> [Given instruction]:
The material below should be written out in full and exactly; pictures stay out of the copy.

> [Supplied records]:

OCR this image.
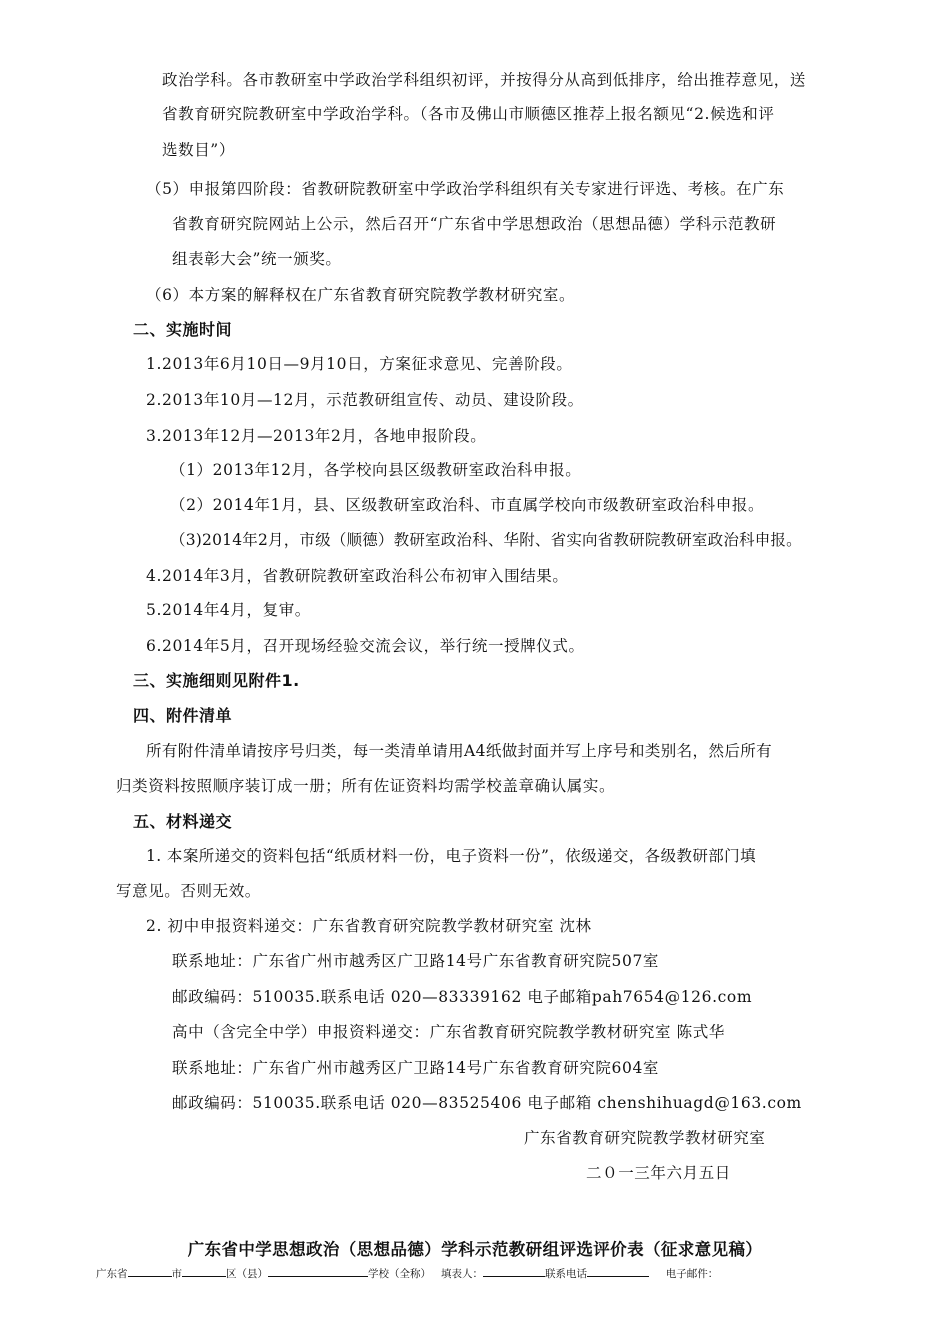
政治学科。各市教研室中学政治学科组织初评，并按得分从高到低排序，给出推荐意见，送
省教育研究院教研室中学政治学科。（各市及佛山市顺德区推荐上报名额见“2.候选和评
选数目”）
（5）申报第四阶段：省教研院教研室中学政治学科组织有关专家进行评选、考核。在广东
省教育研究院网站上公示，然后召开“广东省中学思想政治（思想品德）学科示范教研
组表彰大会”统一颁奖。
（6）本方案的解释权在广东省教育研究院教学教材研究室。
二、实施时间
1.2013年6月10日—9月10日，方案征求意见、完善阶段。
2.2013年10月—12月，示范教研组宣传、动员、建设阶段。
3.2013年12月—2013年2月，各地申报阶段。
（1）2013年12月，各学校向县区级教研室政治科申报。
（2）2014年1月，县、区级教研室政治科、市直属学校向市级教研室政治科申报。
（3)2014年2月，市级（顺德）教研室政治科、华附、省实向省教研院教研室政治科申报。
4.2014年3月，省教研院教研室政治科公布初审入围结果。
5.2014年4月，复审。
6.2014年5月，召开现场经验交流会议，举行统一授牌仪式。
三、实施细则见附件1.
四、附件清单
所有附件清单请按序号归类，每一类清单请用A4纸做封面并写上序号和类别名，然后所有
归类资料按照顺序装订成一册；所有佐证资料均需学校盖章确认属实。
五、材料递交
1. 本案所递交的资料包括“纸质材料一份，电子资料一份”，依级递交，各级教研部门填
写意见。否则无效。
2. 初中申报资料递交：广东省教育研究院教学教材研究室 沈林
联系地址：广东省广州市越秀区广卫路14号广东省教育研究院507室
邮政编码：510035.联系电话 020—83339162 电子邮箱pah7654@126.com
高中（含完全中学）申报资料递交：广东省教育研究院教学教材研究室 陈式华
联系地址：广东省广州市越秀区广卫路14号广东省教育研究院604室
邮政编码：510035.联系电话 020—83525406 电子邮箱 chenshihuagd@163.com
广东省教育研究院教学教材研究室
二０一三年六月五日
广东省中学思想政治（思想品德）学科示范教研组评选评价表（征求意见稿）
广东省	市	区（县）	学校（全称） 填表人：	联系电话	电子邮件：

> [Output below]:
OCR this image.
政治学科。各市教研室中学政治学科组织初评，并按得分从高到低排序，给出推荐意见，送
省教育研究院教研室中学政治学科。（各市及佛山市顺德区推荐上报名额见“2.候选和评
选数目”）
（5）申报第四阶段：省教研院教研室中学政治学科组织有关专家进行评选、考核。在广东
省教育研究院网站上公示，然后召开“广东省中学思想政治（思想品德）学科示范教研
组表彰大会”统一颁奖。
（6）本方案的解释权在广东省教育研究院教学教材研究室。
二、实施时间
1.2013年6月10日—9月10日，方案征求意见、完善阶段。
2.2013年10月—12月，示范教研组宣传、动员、建设阶段。
3.2013年12月—2013年2月，各地申报阶段。
（1）2013年12月，各学校向县区级教研室政治科申报。
（2）2014年1月，县、区级教研室政治科、市直属学校向市级教研室政治科申报。
（3)2014年2月，市级（顺德）教研室政治科、华附、省实向省教研院教研室政治科申报。
4.2014年3月，省教研院教研室政治科公布初审入围结果。
5.2014年4月，复审。
6.2014年5月，召开现场经验交流会议，举行统一授牌仪式。
三、实施细则见附件1.
四、附件清单
所有附件清单请按序号归类，每一类清单请用A4纸做封面并写上序号和类别名，然后所有
归类资料按照顺序装订成一册；所有佐证资料均需学校盖章确认属实。
五、材料递交
1. 本案所递交的资料包括“纸质材料一份，电子资料一份”，依级递交，各级教研部门填
写意见。否则无效。
2. 初中申报资料递交：广东省教育研究院教学教材研究室 沈林
联系地址：广东省广州市越秀区广卫路14号广东省教育研究院507室
邮政编码：510035.联系电话 020—83339162 电子邮箱pah7654@126.com
高中（含完全中学）申报资料递交：广东省教育研究院教学教材研究室 陈式华
联系地址：广东省广州市越秀区广卫路14号广东省教育研究院604室
邮政编码：510035.联系电话 020—83525406 电子邮箱 chenshihuagd@163.com
广东省教育研究院教学教材研究室
二０一三年六月五日
广东省中学思想政治（思想品德）学科示范教研组评选评价表（征求意见稿）
广东省	市	区（县）	学校（全称） 填表人：	联系电话	电子邮件：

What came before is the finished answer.